##### Data for this exercise

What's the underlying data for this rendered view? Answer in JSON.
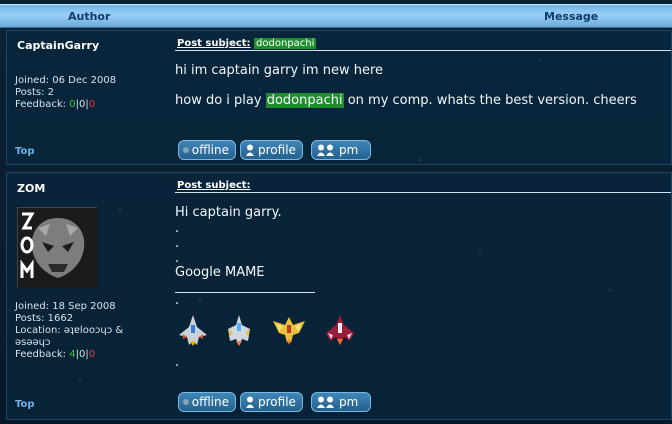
{
  "header": {
    "author": "Author",
    "message": "Message"
  },
  "posts": [
    {
      "author": "CaptainGarry",
      "joined": "Joined: 06 Dec 2008",
      "posts": "Posts: 2",
      "feedback_label": "Feedback:",
      "feedback_pos": "0",
      "feedback_neu": "0",
      "feedback_neg": "0",
      "subject_label": "Post subject:",
      "subject": "dodonpachi",
      "line1": "hi im captain garry im new here",
      "line2_pre": "how do i play ",
      "line2_hl": "dodonpachi",
      "line2_post": " on my comp. whats the best version. cheers",
      "top": "Top",
      "buttons": {
        "offline": "offline",
        "profile": "profile",
        "pm": "pm"
      }
    },
    {
      "author": "ZOM",
      "joined": "Joined: 18 Sep 2008",
      "posts": "Posts: 1662",
      "location": "Location: ǝʇɐlooɔɥɔ & ǝsǝǝɥɔ",
      "feedback_label": "Feedback:",
      "feedback_pos": "4",
      "feedback_neu": "0",
      "feedback_neg": "0",
      "subject_label": "Post subject:",
      "line1": "Hi captain garry.",
      "dot": ".",
      "line_google": "Google MAME",
      "top": "Top",
      "buttons": {
        "offline": "offline",
        "profile": "profile",
        "pm": "pm"
      }
    }
  ],
  "colors": {
    "positive": "#38c83a",
    "negative": "#e23b3b",
    "highlight": "#1f8f2d",
    "link": "#6fb3e6"
  }
}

##########

[Set exercise] Copy the listing word for word, excluding its pictures.

[Result below]
What's the underlying data for this rendered view? Answer in JSON.
{
  "header": {
    "author": "Author",
    "message": "Message"
  },
  "posts": [
    {
      "author": "CaptainGarry",
      "joined": "Joined: 06 Dec 2008",
      "posts": "Posts: 2",
      "feedback_label": "Feedback:",
      "feedback_pos": "0",
      "feedback_neu": "0",
      "feedback_neg": "0",
      "subject_label": "Post subject:",
      "subject": "dodonpachi",
      "line1": "hi im captain garry im new here",
      "line2_pre": "how do i play ",
      "line2_hl": "dodonpachi",
      "line2_post": " on my comp. whats the best version. cheers",
      "top": "Top",
      "buttons": {
        "offline": "offline",
        "profile": "profile",
        "pm": "pm"
      }
    },
    {
      "author": "ZOM",
      "joined": "Joined: 18 Sep 2008",
      "posts": "Posts: 1662",
      "location": "Location: ǝʇɐlooɔɥɔ & ǝsǝǝɥɔ",
      "feedback_label": "Feedback:",
      "feedback_pos": "4",
      "feedback_neu": "0",
      "feedback_neg": "0",
      "subject_label": "Post subject:",
      "line1": "Hi captain garry.",
      "dot": ".",
      "line_google": "Google MAME",
      "top": "Top",
      "buttons": {
        "offline": "offline",
        "profile": "profile",
        "pm": "pm"
      }
    }
  ],
  "colors": {
    "positive": "#38c83a",
    "negative": "#e23b3b",
    "highlight": "#1f8f2d",
    "link": "#6fb3e6"
  }
}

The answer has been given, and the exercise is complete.